## START Material
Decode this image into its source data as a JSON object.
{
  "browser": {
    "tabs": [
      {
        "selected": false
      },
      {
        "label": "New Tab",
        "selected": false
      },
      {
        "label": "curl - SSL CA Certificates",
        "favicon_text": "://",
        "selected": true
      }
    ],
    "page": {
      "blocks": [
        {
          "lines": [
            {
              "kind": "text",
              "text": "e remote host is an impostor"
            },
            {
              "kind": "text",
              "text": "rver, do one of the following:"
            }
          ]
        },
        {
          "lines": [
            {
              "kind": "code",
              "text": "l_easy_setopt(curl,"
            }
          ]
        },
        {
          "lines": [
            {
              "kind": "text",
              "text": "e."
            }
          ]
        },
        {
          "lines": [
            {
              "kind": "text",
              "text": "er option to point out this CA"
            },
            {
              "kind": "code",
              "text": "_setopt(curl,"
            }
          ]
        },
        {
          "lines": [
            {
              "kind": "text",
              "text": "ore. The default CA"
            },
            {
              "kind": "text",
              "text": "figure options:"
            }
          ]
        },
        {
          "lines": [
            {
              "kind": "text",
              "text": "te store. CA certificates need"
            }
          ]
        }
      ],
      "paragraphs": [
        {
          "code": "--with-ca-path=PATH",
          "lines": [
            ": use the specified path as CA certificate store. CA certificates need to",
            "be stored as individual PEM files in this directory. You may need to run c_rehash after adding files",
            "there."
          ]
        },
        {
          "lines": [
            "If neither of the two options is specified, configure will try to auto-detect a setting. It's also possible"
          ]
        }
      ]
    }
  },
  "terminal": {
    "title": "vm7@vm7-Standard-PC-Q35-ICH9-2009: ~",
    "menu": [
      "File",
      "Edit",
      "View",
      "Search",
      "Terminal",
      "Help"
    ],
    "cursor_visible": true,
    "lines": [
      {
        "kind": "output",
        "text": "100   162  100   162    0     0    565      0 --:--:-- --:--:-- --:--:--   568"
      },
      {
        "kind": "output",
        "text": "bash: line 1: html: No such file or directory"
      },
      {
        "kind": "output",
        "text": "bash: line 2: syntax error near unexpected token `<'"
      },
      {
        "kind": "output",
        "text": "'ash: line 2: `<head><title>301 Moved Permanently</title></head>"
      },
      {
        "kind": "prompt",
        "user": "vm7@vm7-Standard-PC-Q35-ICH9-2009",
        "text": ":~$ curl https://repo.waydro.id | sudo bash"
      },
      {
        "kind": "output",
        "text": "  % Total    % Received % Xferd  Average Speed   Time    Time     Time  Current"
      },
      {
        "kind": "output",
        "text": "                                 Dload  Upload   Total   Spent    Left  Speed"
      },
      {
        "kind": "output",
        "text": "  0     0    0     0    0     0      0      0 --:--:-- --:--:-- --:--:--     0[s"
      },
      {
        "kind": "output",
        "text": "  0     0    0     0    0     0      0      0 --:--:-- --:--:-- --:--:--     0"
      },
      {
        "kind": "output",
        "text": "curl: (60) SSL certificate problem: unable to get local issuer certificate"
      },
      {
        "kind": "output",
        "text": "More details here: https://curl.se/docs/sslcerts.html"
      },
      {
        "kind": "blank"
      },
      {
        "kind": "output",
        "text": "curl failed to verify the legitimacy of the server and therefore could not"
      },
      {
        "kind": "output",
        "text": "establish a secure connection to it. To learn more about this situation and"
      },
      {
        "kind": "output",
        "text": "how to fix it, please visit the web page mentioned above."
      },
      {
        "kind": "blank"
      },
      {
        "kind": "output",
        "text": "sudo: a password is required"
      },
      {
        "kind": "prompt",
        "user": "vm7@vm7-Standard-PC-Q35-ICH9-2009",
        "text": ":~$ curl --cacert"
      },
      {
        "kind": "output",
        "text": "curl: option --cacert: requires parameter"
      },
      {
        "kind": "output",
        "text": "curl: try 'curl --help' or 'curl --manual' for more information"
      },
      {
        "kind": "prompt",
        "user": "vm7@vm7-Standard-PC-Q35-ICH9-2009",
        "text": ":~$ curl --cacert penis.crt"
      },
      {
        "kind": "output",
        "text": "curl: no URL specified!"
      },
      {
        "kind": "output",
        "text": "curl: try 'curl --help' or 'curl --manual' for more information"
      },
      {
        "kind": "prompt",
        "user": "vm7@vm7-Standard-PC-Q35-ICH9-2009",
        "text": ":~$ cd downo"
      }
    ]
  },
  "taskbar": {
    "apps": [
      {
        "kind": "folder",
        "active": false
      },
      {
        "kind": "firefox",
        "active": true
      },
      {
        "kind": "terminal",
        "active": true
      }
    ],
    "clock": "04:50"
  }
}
## END Material
*Objective*
State how many lines of the records above contain the word "label", giving only that number.

*The reply*
2